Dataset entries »
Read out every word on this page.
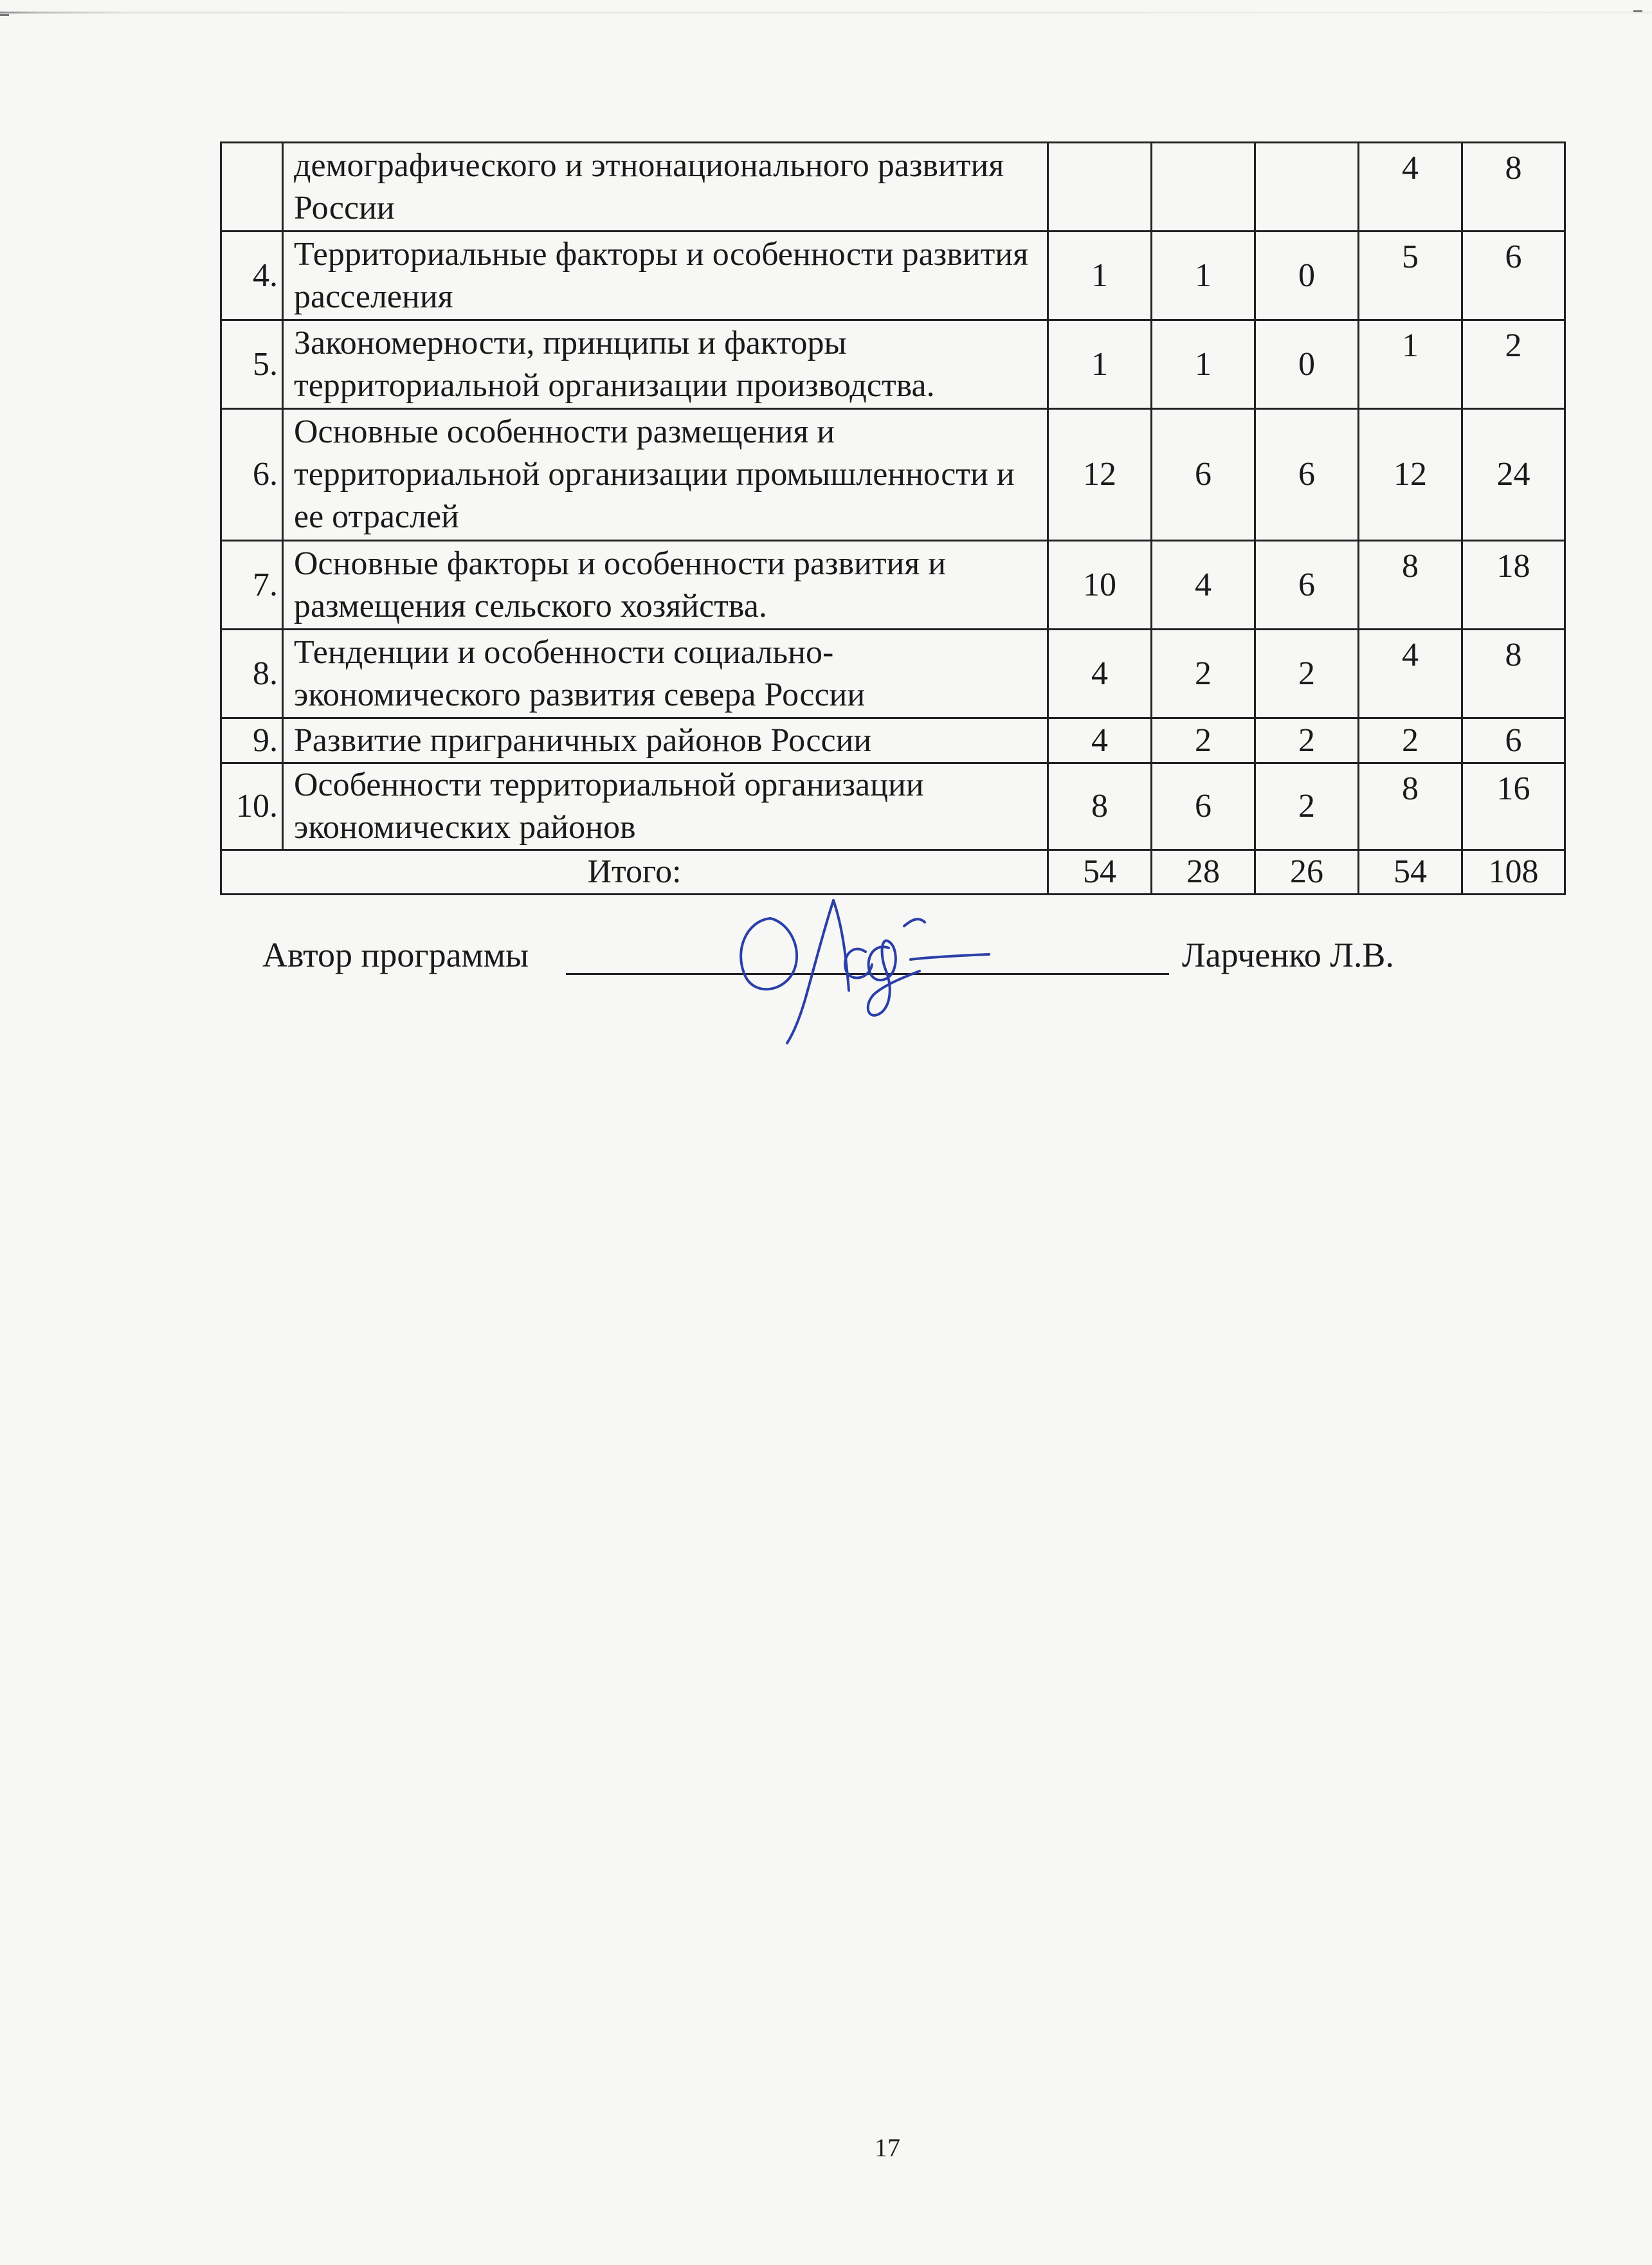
	демографического и этнонационального развития России				4	8
4.	Территориальные факторы и особенности развития расселения	1	1	0	5	6
5.	Закономерности, принципы и факторы территориальной организации производства.	1	1	0	1	2
6.	Основные особенности размещения и территориальной организации промышленности и ее отраслей	12	6	6	12	24
7.	Основные факторы и особенности развития и размещения сельского хозяйства.	10	4	6	8	18
8.	Тенденции и особенности социально-экономического развития севера России	4	2	2	4	8
9.	Развитие приграничных районов России	4	2	2	2	6
10.	Особенности территориальной организации экономических районов	8	6	2	8	16
Итого:		54	28	26	54	108
Автор программы	Ларченко Л.В.
17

Given problem » All of the entries need to be transcribed word for word; pictures are left out.

Solution to this exercise »
Read out every word on this page.
	демографического и этнонационального развития России				4	8
4.	Территориальные факторы и особенности развития расселения	1	1	0	5	6
5.	Закономерности, принципы и факторы территориальной организации производства.	1	1	0	1	2
6.	Основные особенности размещения и территориальной организации промышленности и ее отраслей	12	6	6	12	24
7.	Основные факторы и особенности развития и размещения сельского хозяйства.	10	4	6	8	18
8.	Тенденции и особенности социально-экономического развития севера России	4	2	2	4	8
9.	Развитие приграничных районов России	4	2	2	2	6
10.	Особенности территориальной организации экономических районов	8	6	2	8	16
Итого:		54	28	26	54	108
Автор программы	Ларченко Л.В.
17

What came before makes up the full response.